[Entries from a visual dataset]
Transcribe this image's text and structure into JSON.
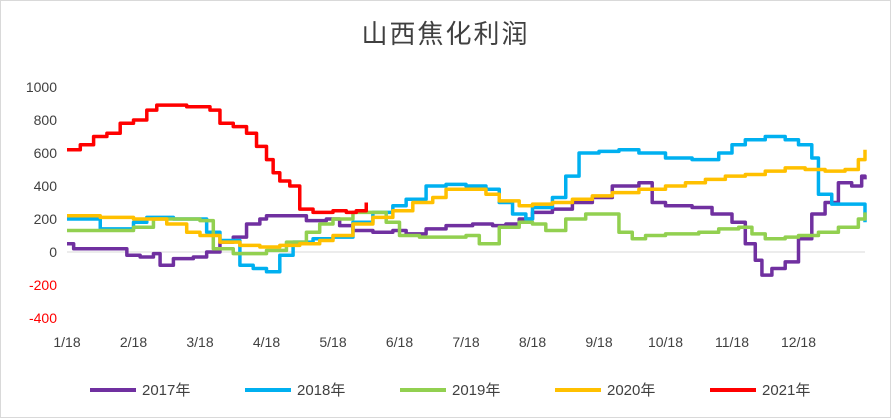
{
  "chart_data": {
    "type": "line",
    "title": "山西焦化利润",
    "xlabel": "",
    "ylabel": "",
    "ylim": [
      -400,
      1000
    ],
    "yticks": [
      -400,
      -200,
      0,
      200,
      400,
      600,
      800,
      1000
    ],
    "xlim": [
      0,
      12
    ],
    "x_tick_labels": [
      "1/18",
      "2/18",
      "3/18",
      "4/18",
      "5/18",
      "6/18",
      "7/18",
      "8/18",
      "9/18",
      "10/18",
      "11/18",
      "12/18"
    ],
    "grid": false,
    "legend_position": "bottom",
    "series": [
      {
        "name": "2017年",
        "color": "#7030a0",
        "points": [
          [
            0,
            50
          ],
          [
            0.1,
            20
          ],
          [
            0.4,
            20
          ],
          [
            0.7,
            20
          ],
          [
            0.9,
            -20
          ],
          [
            1.1,
            -30
          ],
          [
            1.3,
            -10
          ],
          [
            1.4,
            -80
          ],
          [
            1.6,
            -40
          ],
          [
            1.9,
            -30
          ],
          [
            2.1,
            0
          ],
          [
            2.3,
            60
          ],
          [
            2.5,
            90
          ],
          [
            2.7,
            170
          ],
          [
            2.9,
            200
          ],
          [
            3.0,
            220
          ],
          [
            3.4,
            220
          ],
          [
            3.6,
            190
          ],
          [
            3.9,
            200
          ],
          [
            4.1,
            160
          ],
          [
            4.3,
            130
          ],
          [
            4.6,
            120
          ],
          [
            4.9,
            130
          ],
          [
            5.1,
            110
          ],
          [
            5.4,
            140
          ],
          [
            5.7,
            160
          ],
          [
            6.1,
            170
          ],
          [
            6.4,
            160
          ],
          [
            6.6,
            170
          ],
          [
            6.8,
            200
          ],
          [
            7.0,
            240
          ],
          [
            7.3,
            260
          ],
          [
            7.6,
            300
          ],
          [
            7.9,
            330
          ],
          [
            8.2,
            400
          ],
          [
            8.6,
            420
          ],
          [
            8.8,
            300
          ],
          [
            9.0,
            280
          ],
          [
            9.4,
            270
          ],
          [
            9.7,
            230
          ],
          [
            10.0,
            180
          ],
          [
            10.2,
            50
          ],
          [
            10.35,
            -50
          ],
          [
            10.45,
            -140
          ],
          [
            10.6,
            -100
          ],
          [
            10.8,
            -60
          ],
          [
            11.0,
            80
          ],
          [
            11.2,
            230
          ],
          [
            11.4,
            300
          ],
          [
            11.6,
            420
          ],
          [
            11.8,
            400
          ],
          [
            11.95,
            460
          ],
          [
            12.0,
            440
          ]
        ]
      },
      {
        "name": "2018年",
        "color": "#00b0f0",
        "points": [
          [
            0,
            200
          ],
          [
            0.3,
            200
          ],
          [
            0.5,
            140
          ],
          [
            0.8,
            140
          ],
          [
            1.0,
            180
          ],
          [
            1.2,
            210
          ],
          [
            1.6,
            200
          ],
          [
            2.0,
            200
          ],
          [
            2.1,
            120
          ],
          [
            2.3,
            70
          ],
          [
            2.6,
            -80
          ],
          [
            2.8,
            -100
          ],
          [
            3.0,
            -120
          ],
          [
            3.2,
            -20
          ],
          [
            3.4,
            60
          ],
          [
            3.7,
            80
          ],
          [
            4.0,
            90
          ],
          [
            4.3,
            180
          ],
          [
            4.6,
            240
          ],
          [
            4.9,
            280
          ],
          [
            5.1,
            320
          ],
          [
            5.4,
            400
          ],
          [
            5.7,
            410
          ],
          [
            6.0,
            400
          ],
          [
            6.3,
            380
          ],
          [
            6.5,
            300
          ],
          [
            6.7,
            230
          ],
          [
            6.9,
            200
          ],
          [
            7.0,
            270
          ],
          [
            7.3,
            330
          ],
          [
            7.5,
            460
          ],
          [
            7.7,
            600
          ],
          [
            8.0,
            610
          ],
          [
            8.3,
            620
          ],
          [
            8.6,
            600
          ],
          [
            9.0,
            570
          ],
          [
            9.4,
            560
          ],
          [
            9.8,
            600
          ],
          [
            10.0,
            650
          ],
          [
            10.2,
            680
          ],
          [
            10.5,
            700
          ],
          [
            10.8,
            680
          ],
          [
            11.0,
            650
          ],
          [
            11.2,
            570
          ],
          [
            11.3,
            350
          ],
          [
            11.5,
            290
          ],
          [
            11.8,
            290
          ],
          [
            12.0,
            180
          ]
        ]
      },
      {
        "name": "2019年",
        "color": "#92d050",
        "points": [
          [
            0,
            130
          ],
          [
            0.5,
            130
          ],
          [
            1.0,
            150
          ],
          [
            1.3,
            200
          ],
          [
            1.6,
            200
          ],
          [
            2.0,
            190
          ],
          [
            2.2,
            20
          ],
          [
            2.5,
            -10
          ],
          [
            2.7,
            -10
          ],
          [
            3.0,
            10
          ],
          [
            3.3,
            60
          ],
          [
            3.6,
            120
          ],
          [
            3.8,
            170
          ],
          [
            4.0,
            200
          ],
          [
            4.3,
            240
          ],
          [
            4.6,
            240
          ],
          [
            4.8,
            180
          ],
          [
            5.0,
            100
          ],
          [
            5.3,
            90
          ],
          [
            5.6,
            90
          ],
          [
            6.0,
            100
          ],
          [
            6.2,
            50
          ],
          [
            6.5,
            150
          ],
          [
            6.8,
            180
          ],
          [
            7.0,
            170
          ],
          [
            7.2,
            130
          ],
          [
            7.5,
            200
          ],
          [
            7.8,
            230
          ],
          [
            8.1,
            230
          ],
          [
            8.3,
            120
          ],
          [
            8.5,
            80
          ],
          [
            8.7,
            100
          ],
          [
            9.0,
            110
          ],
          [
            9.5,
            120
          ],
          [
            9.8,
            140
          ],
          [
            10.1,
            150
          ],
          [
            10.3,
            110
          ],
          [
            10.5,
            80
          ],
          [
            10.8,
            90
          ],
          [
            11.0,
            100
          ],
          [
            11.3,
            120
          ],
          [
            11.6,
            150
          ],
          [
            11.9,
            200
          ],
          [
            12.0,
            240
          ]
        ]
      },
      {
        "name": "2020年",
        "color": "#ffc000",
        "points": [
          [
            0,
            220
          ],
          [
            0.5,
            210
          ],
          [
            1.0,
            200
          ],
          [
            1.5,
            170
          ],
          [
            1.8,
            120
          ],
          [
            2.0,
            100
          ],
          [
            2.3,
            60
          ],
          [
            2.6,
            40
          ],
          [
            2.9,
            30
          ],
          [
            3.2,
            40
          ],
          [
            3.5,
            50
          ],
          [
            3.8,
            70
          ],
          [
            4.0,
            100
          ],
          [
            4.3,
            170
          ],
          [
            4.6,
            210
          ],
          [
            4.9,
            250
          ],
          [
            5.2,
            300
          ],
          [
            5.5,
            330
          ],
          [
            5.7,
            380
          ],
          [
            6.0,
            380
          ],
          [
            6.3,
            350
          ],
          [
            6.5,
            310
          ],
          [
            6.8,
            280
          ],
          [
            7.0,
            290
          ],
          [
            7.3,
            300
          ],
          [
            7.6,
            320
          ],
          [
            7.9,
            340
          ],
          [
            8.2,
            360
          ],
          [
            8.6,
            380
          ],
          [
            9.0,
            400
          ],
          [
            9.3,
            420
          ],
          [
            9.6,
            440
          ],
          [
            9.9,
            460
          ],
          [
            10.2,
            470
          ],
          [
            10.5,
            490
          ],
          [
            10.8,
            510
          ],
          [
            11.1,
            500
          ],
          [
            11.4,
            490
          ],
          [
            11.7,
            500
          ],
          [
            11.9,
            560
          ],
          [
            12.0,
            620
          ]
        ]
      },
      {
        "name": "2021年",
        "color": "#ff0000",
        "points": [
          [
            0,
            620
          ],
          [
            0.2,
            650
          ],
          [
            0.4,
            700
          ],
          [
            0.6,
            720
          ],
          [
            0.8,
            780
          ],
          [
            1.0,
            800
          ],
          [
            1.2,
            860
          ],
          [
            1.35,
            890
          ],
          [
            1.6,
            890
          ],
          [
            1.8,
            880
          ],
          [
            2.0,
            880
          ],
          [
            2.15,
            860
          ],
          [
            2.3,
            780
          ],
          [
            2.5,
            760
          ],
          [
            2.7,
            720
          ],
          [
            2.85,
            640
          ],
          [
            3.0,
            560
          ],
          [
            3.1,
            480
          ],
          [
            3.2,
            430
          ],
          [
            3.35,
            400
          ],
          [
            3.5,
            260
          ],
          [
            3.7,
            240
          ],
          [
            4.0,
            250
          ],
          [
            4.2,
            240
          ],
          [
            4.35,
            250
          ],
          [
            4.5,
            300
          ]
        ]
      }
    ]
  }
}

▸ **What the task asks**
Please list every line of the records that contains "name".

▸ **Problem solution**
        "name": "2017年",
        "name": "2018年",
        "name": "2019年",
        "name": "2020年",
        "name": "2021年",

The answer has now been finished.